▶ What to do:
Output the material exactly, but drop every image it holds.

▶ Data for this exercise:
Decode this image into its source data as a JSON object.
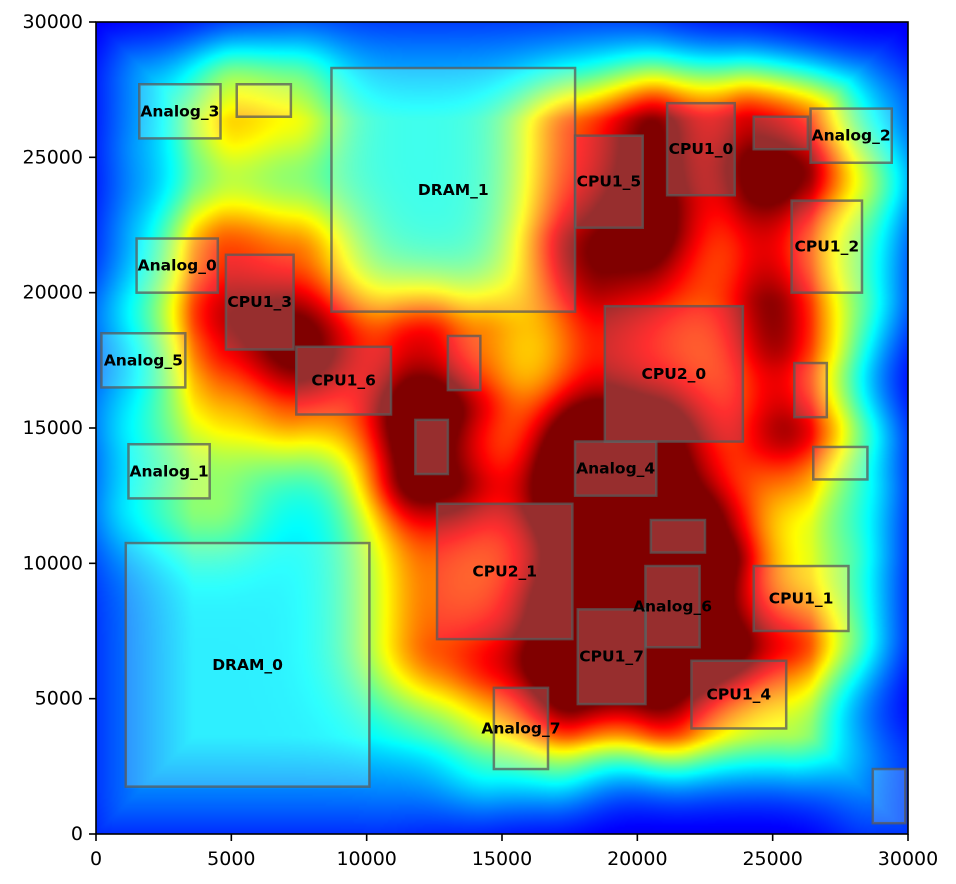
{
  "chart_data": {
    "type": "heatmap",
    "title": "",
    "xlabel": "",
    "ylabel": "",
    "xlim": [
      0,
      30000
    ],
    "ylim": [
      0,
      30000
    ],
    "xticks": [
      0,
      5000,
      10000,
      15000,
      20000,
      25000,
      30000
    ],
    "yticks": [
      0,
      5000,
      10000,
      15000,
      20000,
      25000,
      30000
    ],
    "colormap": "jet",
    "grid": false,
    "blocks": [
      {
        "name": "DRAM_0",
        "x0": 1100,
        "y0": 1750,
        "x1": 10100,
        "y1": 10750,
        "intensity": 0.33
      },
      {
        "name": "DRAM_1",
        "x0": 8700,
        "y0": 19300,
        "x1": 17700,
        "y1": 28300,
        "intensity": 0.4
      },
      {
        "name": "CPU2_1",
        "x0": 12600,
        "y0": 7200,
        "x1": 17600,
        "y1": 12200,
        "intensity": 0.98
      },
      {
        "name": "CPU2_0",
        "x0": 18800,
        "y0": 14500,
        "x1": 23900,
        "y1": 19500,
        "intensity": 1.0
      },
      {
        "name": "CPU1_0",
        "x0": 21100,
        "y0": 23600,
        "x1": 23600,
        "y1": 27000,
        "intensity": 0.78
      },
      {
        "name": "CPU1_1",
        "x0": 24300,
        "y0": 7500,
        "x1": 27800,
        "y1": 9900,
        "intensity": 0.74
      },
      {
        "name": "CPU1_2",
        "x0": 25700,
        "y0": 20000,
        "x1": 28300,
        "y1": 23400,
        "intensity": 0.76
      },
      {
        "name": "CPU1_3",
        "x0": 4800,
        "y0": 17900,
        "x1": 7300,
        "y1": 21400,
        "intensity": 0.75
      },
      {
        "name": "CPU1_4",
        "x0": 22000,
        "y0": 3900,
        "x1": 25500,
        "y1": 6400,
        "intensity": 0.72
      },
      {
        "name": "CPU1_5",
        "x0": 17700,
        "y0": 22400,
        "x1": 20200,
        "y1": 25800,
        "intensity": 0.82
      },
      {
        "name": "CPU1_6",
        "x0": 7400,
        "y0": 15500,
        "x1": 10900,
        "y1": 18000,
        "intensity": 0.74
      },
      {
        "name": "CPU1_7",
        "x0": 17800,
        "y0": 4800,
        "x1": 20300,
        "y1": 8300,
        "intensity": 0.88
      },
      {
        "name": "Analog_0",
        "x0": 1500,
        "y0": 20000,
        "x1": 4500,
        "y1": 22000,
        "intensity": 0.4
      },
      {
        "name": "Analog_1",
        "x0": 1200,
        "y0": 12400,
        "x1": 4200,
        "y1": 14400,
        "intensity": 0.42
      },
      {
        "name": "Analog_2",
        "x0": 26400,
        "y0": 24800,
        "x1": 29400,
        "y1": 26800,
        "intensity": 0.45
      },
      {
        "name": "Analog_3",
        "x0": 1600,
        "y0": 25700,
        "x1": 4600,
        "y1": 27700,
        "intensity": 0.38
      },
      {
        "name": "Analog_4",
        "x0": 17700,
        "y0": 12500,
        "x1": 20700,
        "y1": 14500,
        "intensity": 0.7
      },
      {
        "name": "Analog_5",
        "x0": 200,
        "y0": 16500,
        "x1": 3300,
        "y1": 18500,
        "intensity": 0.35
      },
      {
        "name": "Analog_6",
        "x0": 20300,
        "y0": 6900,
        "x1": 22300,
        "y1": 9900,
        "intensity": 0.62
      },
      {
        "name": "Analog_7",
        "x0": 14700,
        "y0": 2400,
        "x1": 16700,
        "y1": 5400,
        "intensity": 0.48
      },
      {
        "name": "",
        "x0": 5200,
        "y0": 26500,
        "x1": 7200,
        "y1": 27700,
        "intensity": 0.5
      },
      {
        "name": "",
        "x0": 24300,
        "y0": 25300,
        "x1": 26300,
        "y1": 26500,
        "intensity": 0.52
      },
      {
        "name": "",
        "x0": 13000,
        "y0": 16400,
        "x1": 14200,
        "y1": 18400,
        "intensity": 0.62
      },
      {
        "name": "",
        "x0": 11800,
        "y0": 13300,
        "x1": 13000,
        "y1": 15300,
        "intensity": 0.62
      },
      {
        "name": "",
        "x0": 20500,
        "y0": 10400,
        "x1": 22500,
        "y1": 11600,
        "intensity": 0.62
      },
      {
        "name": "",
        "x0": 25800,
        "y0": 15400,
        "x1": 27000,
        "y1": 17400,
        "intensity": 0.58
      },
      {
        "name": "",
        "x0": 26500,
        "y0": 13100,
        "x1": 28500,
        "y1": 14300,
        "intensity": 0.52
      },
      {
        "name": "",
        "x0": 28700,
        "y0": 400,
        "x1": 29900,
        "y1": 2400,
        "intensity": 0.3
      }
    ]
  }
}
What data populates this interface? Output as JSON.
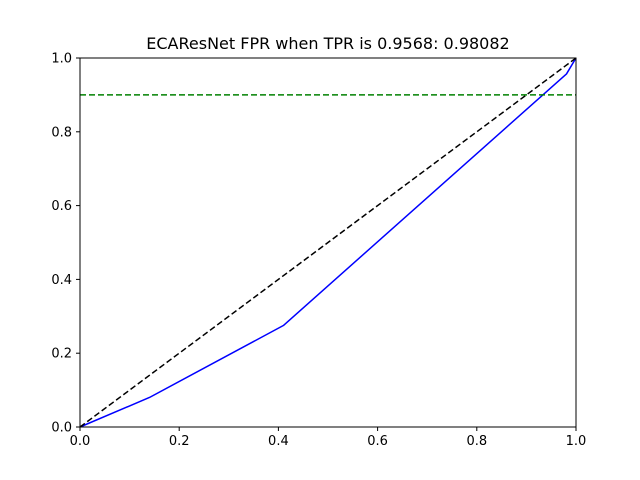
{
  "chart_data": {
    "type": "line",
    "title": "ECAResNet FPR when TPR is 0.9568: 0.98082",
    "xlabel": "",
    "ylabel": "",
    "xlim": [
      0.0,
      1.0
    ],
    "ylim": [
      0.0,
      1.0
    ],
    "grid": false,
    "legend": "none",
    "x_ticks": [
      "0.0",
      "0.2",
      "0.4",
      "0.6",
      "0.8",
      "1.0"
    ],
    "y_ticks": [
      "0.0",
      "0.2",
      "0.4",
      "0.6",
      "0.8",
      "1.0"
    ],
    "series": [
      {
        "color": "#0000ff",
        "style": "solid",
        "x": [
          0.0,
          0.14,
          0.41,
          0.98082,
          1.0
        ],
        "y": [
          0.0,
          0.08,
          0.275,
          0.9568,
          1.0
        ]
      },
      {
        "color": "#000000",
        "style": "dashed",
        "x": [
          0.0,
          1.0
        ],
        "y": [
          0.0,
          1.0
        ]
      },
      {
        "color": "#008000",
        "style": "dashed",
        "x": [
          0.0,
          1.0
        ],
        "y": [
          0.9,
          0.9
        ]
      }
    ]
  }
}
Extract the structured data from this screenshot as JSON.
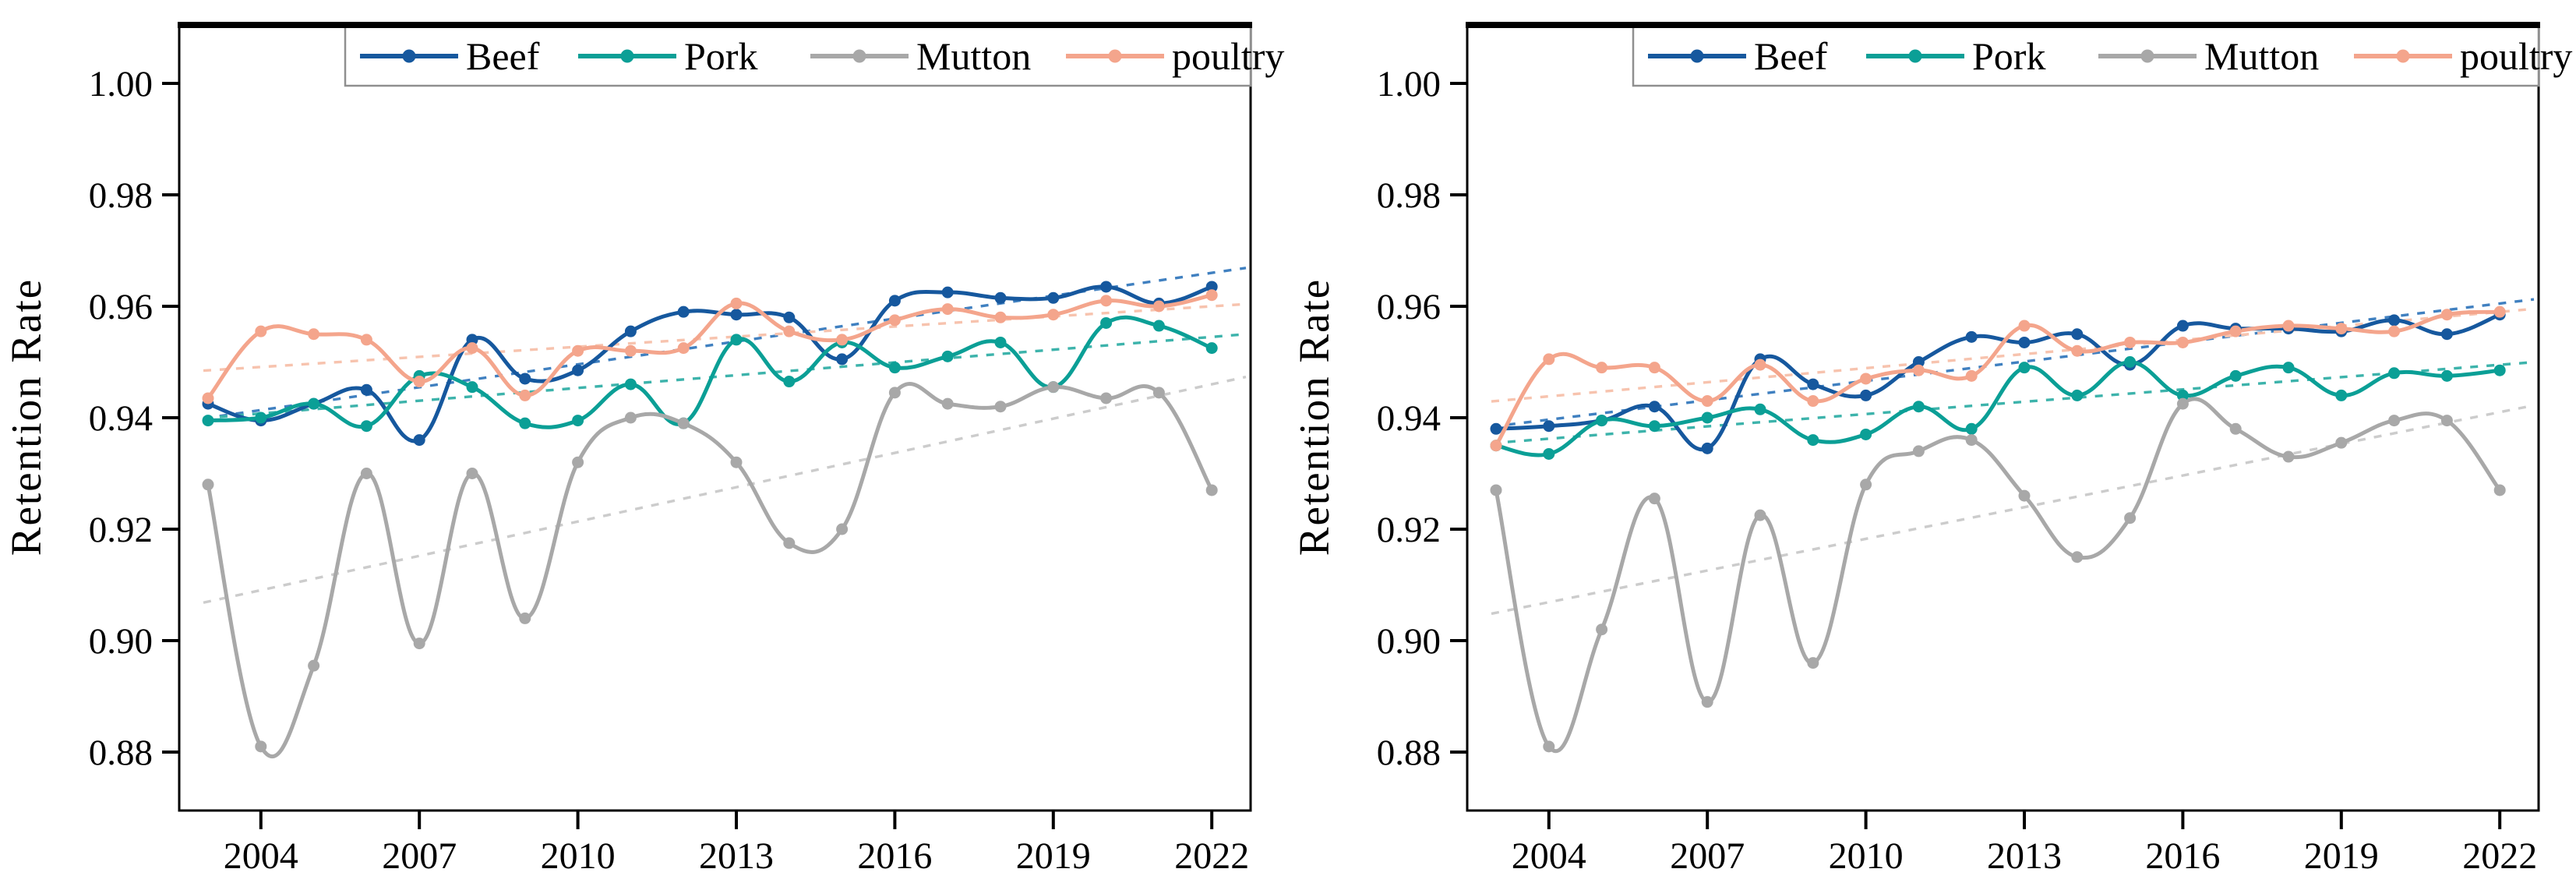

▶ Written response:
Decode this image into its source data as a JSON object.
{
  "chart_data": {
    "type": "heatmap",
    "title": "",
    "xlabel": "",
    "ylabel": "",
    "xlim": [
      0,
      30000
    ],
    "ylim": [
      0,
      30000
    ],
    "xticks": [
      0,
      5000,
      10000,
      15000,
      20000,
      25000,
      30000
    ],
    "yticks": [
      0,
      5000,
      10000,
      15000,
      20000,
      25000,
      30000
    ],
    "colormap": "jet",
    "grid": false,
    "blocks": [
      {
        "name": "DRAM_0",
        "x0": 1100,
        "y0": 1750,
        "x1": 10100,
        "y1": 10750,
        "intensity": 0.33
      },
      {
        "name": "DRAM_1",
        "x0": 8700,
        "y0": 19300,
        "x1": 17700,
        "y1": 28300,
        "intensity": 0.4
      },
      {
        "name": "CPU2_1",
        "x0": 12600,
        "y0": 7200,
        "x1": 17600,
        "y1": 12200,
        "intensity": 0.98
      },
      {
        "name": "CPU2_0",
        "x0": 18800,
        "y0": 14500,
        "x1": 23900,
        "y1": 19500,
        "intensity": 1.0
      },
      {
        "name": "CPU1_0",
        "x0": 21100,
        "y0": 23600,
        "x1": 23600,
        "y1": 27000,
        "intensity": 0.78
      },
      {
        "name": "CPU1_1",
        "x0": 24300,
        "y0": 7500,
        "x1": 27800,
        "y1": 9900,
        "intensity": 0.74
      },
      {
        "name": "CPU1_2",
        "x0": 25700,
        "y0": 20000,
        "x1": 28300,
        "y1": 23400,
        "intensity": 0.76
      },
      {
        "name": "CPU1_3",
        "x0": 4800,
        "y0": 17900,
        "x1": 7300,
        "y1": 21400,
        "intensity": 0.75
      },
      {
        "name": "CPU1_4",
        "x0": 22000,
        "y0": 3900,
        "x1": 25500,
        "y1": 6400,
        "intensity": 0.72
      },
      {
        "name": "CPU1_5",
        "x0": 17700,
        "y0": 22400,
        "x1": 20200,
        "y1": 25800,
        "intensity": 0.82
      },
      {
        "name": "CPU1_6",
        "x0": 7400,
        "y0": 15500,
        "x1": 10900,
        "y1": 18000,
        "intensity": 0.74
      },
      {
        "name": "CPU1_7",
        "x0": 17800,
        "y0": 4800,
        "x1": 20300,
        "y1": 8300,
        "intensity": 0.88
      },
      {
        "name": "Analog_0",
        "x0": 1500,
        "y0": 20000,
        "x1": 4500,
        "y1": 22000,
        "intensity": 0.4
      },
      {
        "name": "Analog_1",
        "x0": 1200,
        "y0": 12400,
        "x1": 4200,
        "y1": 14400,
        "intensity": 0.42
      },
      {
        "name": "Analog_2",
        "x0": 26400,
        "y0": 24800,
        "x1": 29400,
        "y1": 26800,
        "intensity": 0.45
      },
      {
        "name": "Analog_3",
        "x0": 1600,
        "y0": 25700,
        "x1": 4600,
        "y1": 27700,
        "intensity": 0.38
      },
      {
        "name": "Analog_4",
        "x0": 17700,
        "y0": 12500,
        "x1": 20700,
        "y1": 14500,
        "intensity": 0.7
      },
      {
        "name": "Analog_5",
        "x0": 200,
        "y0": 16500,
        "x1": 3300,
        "y1": 18500,
        "intensity": 0.35
      },
      {
        "name": "Analog_6",
        "x0": 20300,
        "y0": 6900,
        "x1": 22300,
        "y1": 9900,
        "intensity": 0.62
      },
      {
        "name": "Analog_7",
        "x0": 14700,
        "y0": 2400,
        "x1": 16700,
        "y1": 5400,
        "intensity": 0.48
      },
      {
        "name": "",
        "x0": 5200,
        "y0": 26500,
        "x1": 7200,
        "y1": 27700,
        "intensity": 0.5
      },
      {
        "name": "",
        "x0": 24300,
        "y0": 25300,
        "x1": 26300,
        "y1": 26500,
        "intensity": 0.52
      },
      {
        "name": "",
        "x0": 13000,
        "y0": 16400,
        "x1": 14200,
        "y1": 18400,
        "intensity": 0.62
      },
      {
        "name": "",
        "x0": 11800,
        "y0": 13300,
        "x1": 13000,
        "y1": 15300,
        "intensity": 0.62
      },
      {
        "name": "",
        "x0": 20500,
        "y0": 10400,
        "x1": 22500,
        "y1": 11600,
        "intensity": 0.62
      },
      {
        "name": "",
        "x0": 25800,
        "y0": 15400,
        "x1": 27000,
        "y1": 17400,
        "intensity": 0.58
      },
      {
        "name": "",
        "x0": 26500,
        "y0": 13100,
        "x1": 28500,
        "y1": 14300,
        "intensity": 0.52
      },
      {
        "name": "",
        "x0": 28700,
        "y0": 400,
        "x1": 29900,
        "y1": 2400,
        "intensity": 0.3
      }
    ]
  }
}
What data populates this interface? Output as JSON.
{
  "chart_data": {
    "type": "line",
    "title": "ECAResNet FPR when TPR is 0.9568: 0.98082",
    "xlabel": "",
    "ylabel": "",
    "xlim": [
      0.0,
      1.0
    ],
    "ylim": [
      0.0,
      1.0
    ],
    "grid": false,
    "legend": "none",
    "x_ticks": [
      "0.0",
      "0.2",
      "0.4",
      "0.6",
      "0.8",
      "1.0"
    ],
    "y_ticks": [
      "0.0",
      "0.2",
      "0.4",
      "0.6",
      "0.8",
      "1.0"
    ],
    "series": [
      {
        "color": "#0000ff",
        "style": "solid",
        "x": [
          0.0,
          0.14,
          0.41,
          0.98082,
          1.0
        ],
        "y": [
          0.0,
          0.08,
          0.275,
          0.9568,
          1.0
        ]
      },
      {
        "color": "#000000",
        "style": "dashed",
        "x": [
          0.0,
          1.0
        ],
        "y": [
          0.0,
          1.0
        ]
      },
      {
        "color": "#008000",
        "style": "dashed",
        "x": [
          0.0,
          1.0
        ],
        "y": [
          0.9,
          0.9
        ]
      }
    ]
  }
}
Extract the structured data from this screenshot as JSON.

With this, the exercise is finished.